**WHAT THE EXERCISE ASKS:** Skip the pictures. Transcribe the rest of the data below without changing a word.

**Extracted records:**
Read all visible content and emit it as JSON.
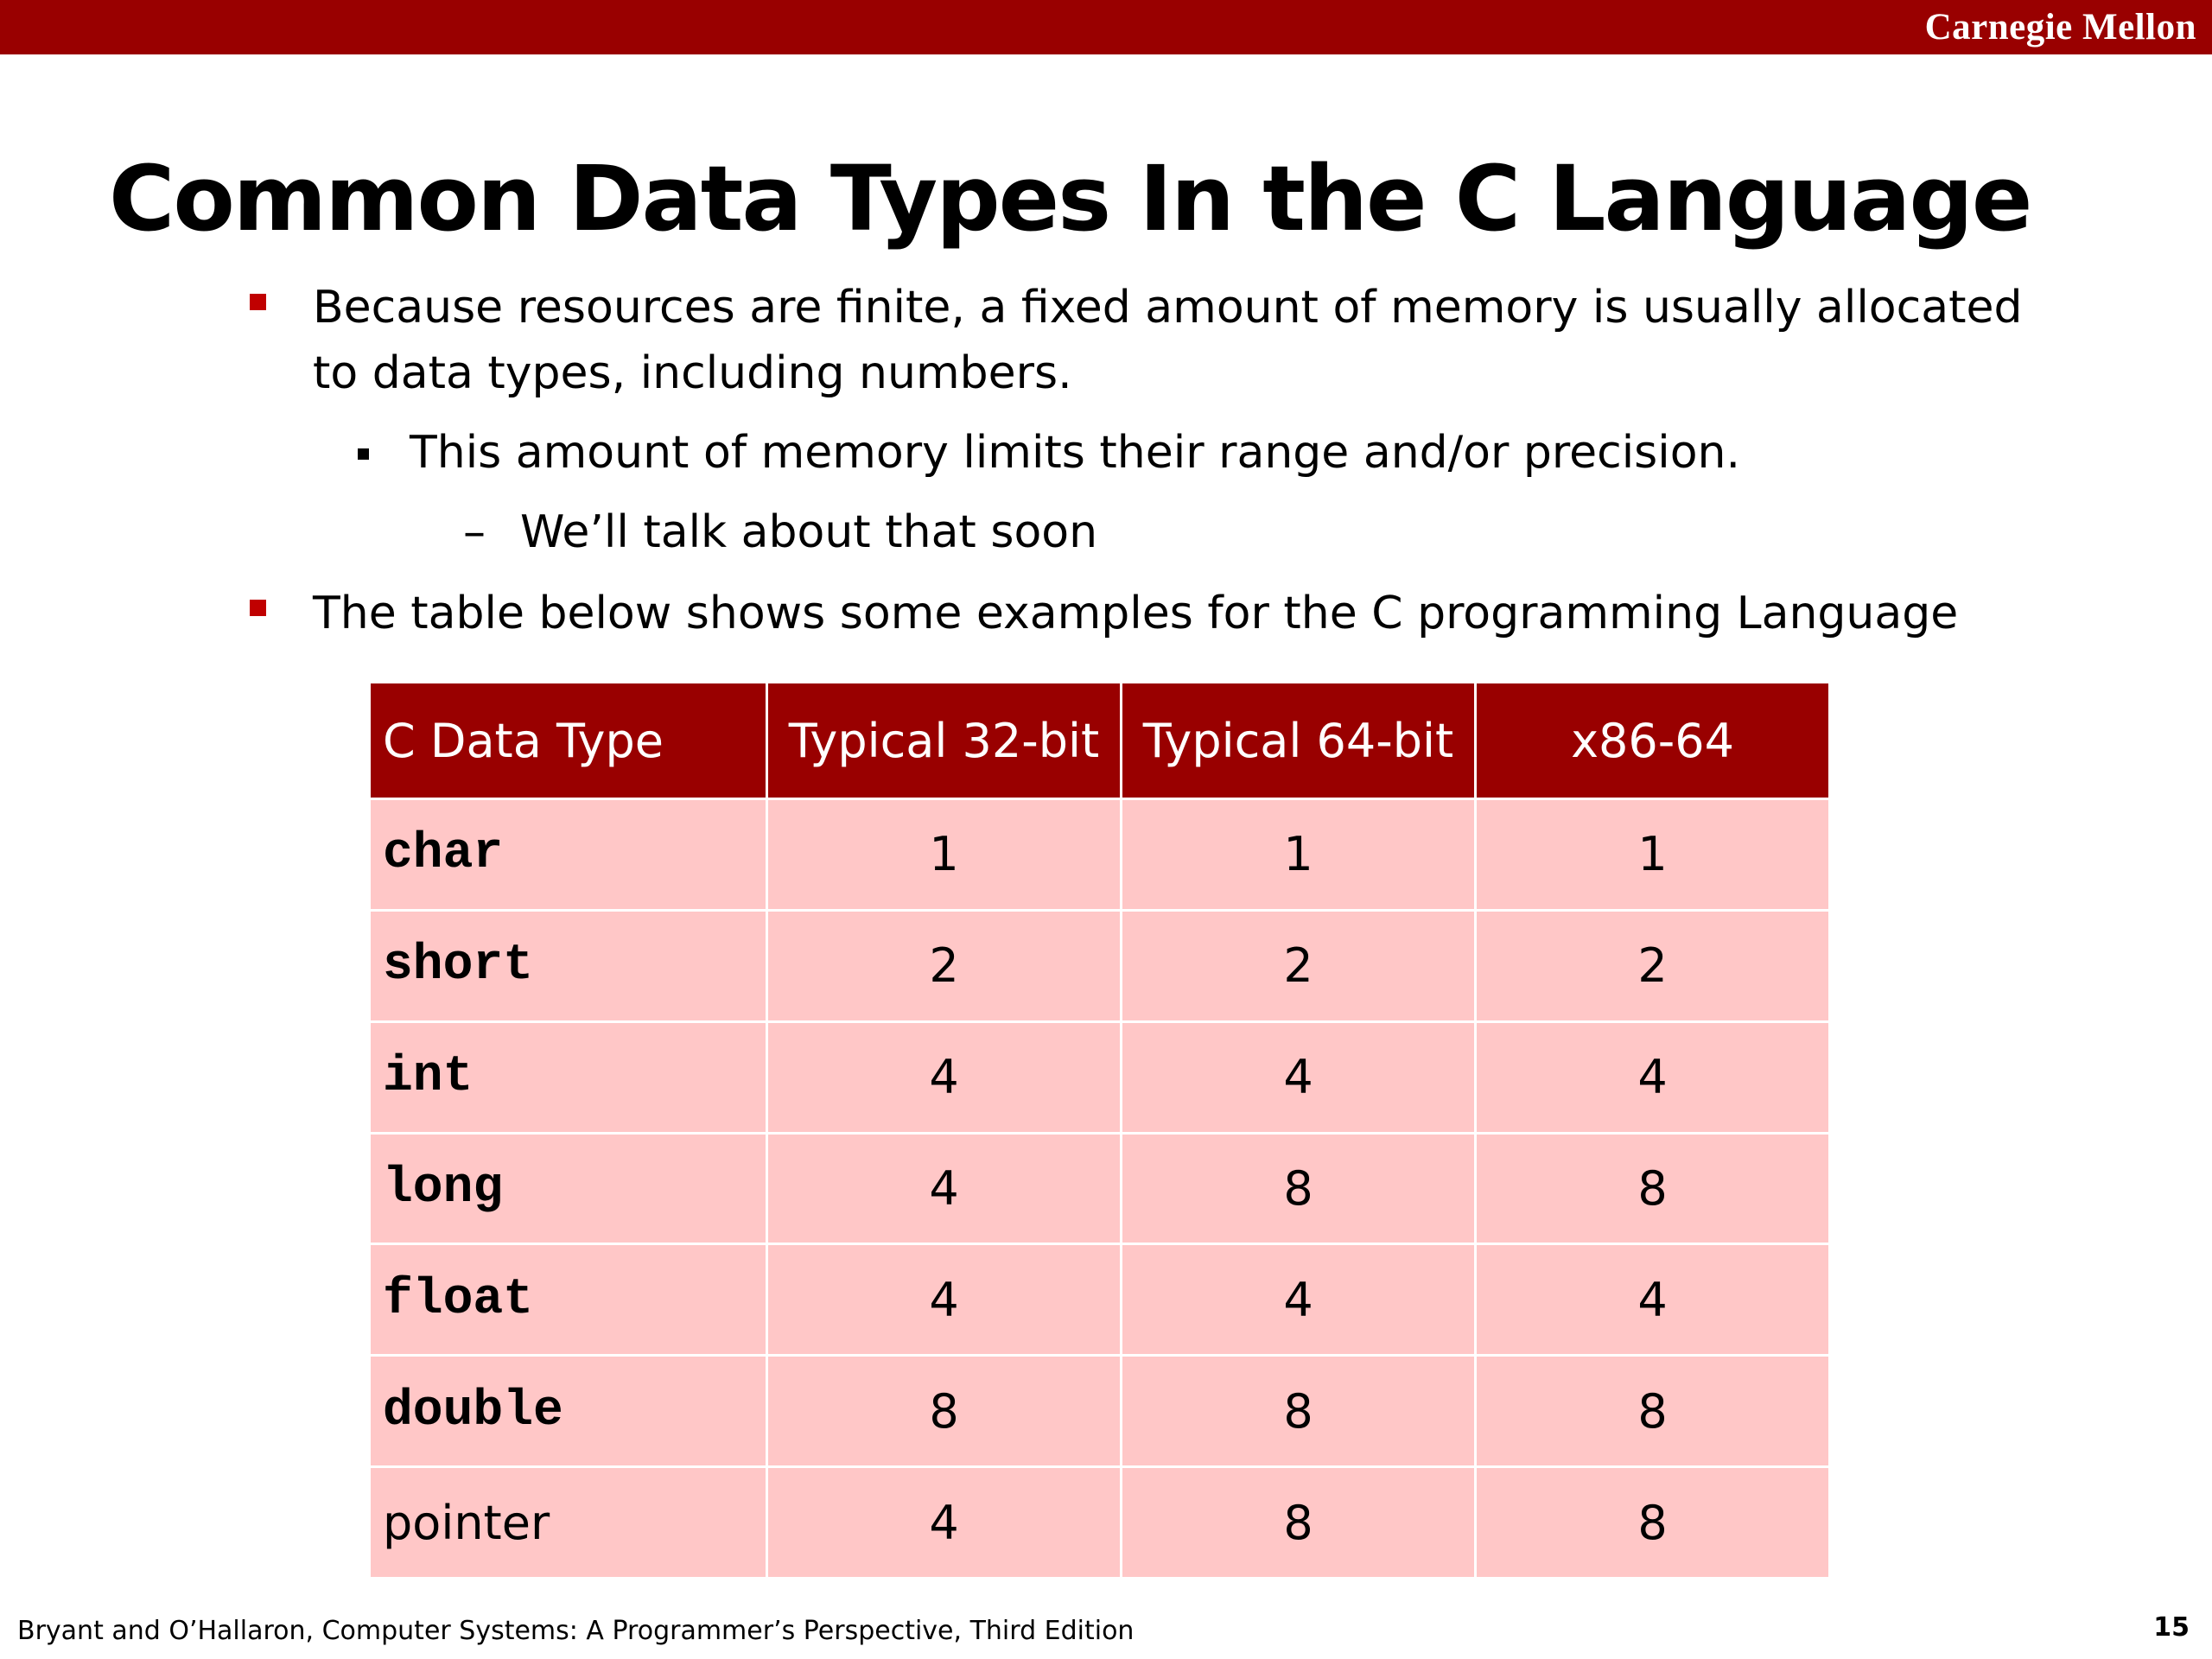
{
  "header": {
    "brand": "Carnegie Mellon"
  },
  "slide": {
    "title": "Common Data Types In the C Language",
    "bullet1_line1": "Because resources are finite, a fixed amount of memory is usually allocated",
    "bullet1_line2": "to data types, including numbers.",
    "sub1": "This amount of memory limits their range and/or precision.",
    "dash_mark": "–",
    "sub2": "We’ll talk about that soon",
    "bullet2": "The table below shows some examples for the C programming Language"
  },
  "table": {
    "headers": [
      "C Data Type",
      "Typical 32-bit",
      "Typical 64-bit",
      "x86-64"
    ],
    "rows": [
      [
        "char",
        "1",
        "1",
        "1"
      ],
      [
        "short",
        "2",
        "2",
        "2"
      ],
      [
        "int",
        "4",
        "4",
        "4"
      ],
      [
        "long",
        "4",
        "8",
        "8"
      ],
      [
        "float",
        "4",
        "4",
        "4"
      ],
      [
        "double",
        "8",
        "8",
        "8"
      ],
      [
        "pointer",
        "4",
        "8",
        "8"
      ]
    ]
  },
  "footer": {
    "citation": "Bryant and O’Hallaron, Computer Systems: A Programmer’s Perspective, Third Edition",
    "page": "15"
  },
  "colors": {
    "brand": "#990000",
    "cell": "#ffc7c7",
    "bullet": "#c00000"
  }
}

**ANSWER:**
Read all visible content and emit it as JSON.
{
  "header": {
    "brand": "Carnegie Mellon"
  },
  "slide": {
    "title": "Common Data Types In the C Language",
    "bullet1_line1": "Because resources are finite, a fixed amount of memory is usually allocated",
    "bullet1_line2": "to data types, including numbers.",
    "sub1": "This amount of memory limits their range and/or precision.",
    "dash_mark": "–",
    "sub2": "We’ll talk about that soon",
    "bullet2": "The table below shows some examples for the C programming Language"
  },
  "table": {
    "headers": [
      "C Data Type",
      "Typical 32-bit",
      "Typical 64-bit",
      "x86-64"
    ],
    "rows": [
      [
        "char",
        "1",
        "1",
        "1"
      ],
      [
        "short",
        "2",
        "2",
        "2"
      ],
      [
        "int",
        "4",
        "4",
        "4"
      ],
      [
        "long",
        "4",
        "8",
        "8"
      ],
      [
        "float",
        "4",
        "4",
        "4"
      ],
      [
        "double",
        "8",
        "8",
        "8"
      ],
      [
        "pointer",
        "4",
        "8",
        "8"
      ]
    ]
  },
  "footer": {
    "citation": "Bryant and O’Hallaron, Computer Systems: A Programmer’s Perspective, Third Edition",
    "page": "15"
  },
  "colors": {
    "brand": "#990000",
    "cell": "#ffc7c7",
    "bullet": "#c00000"
  }
}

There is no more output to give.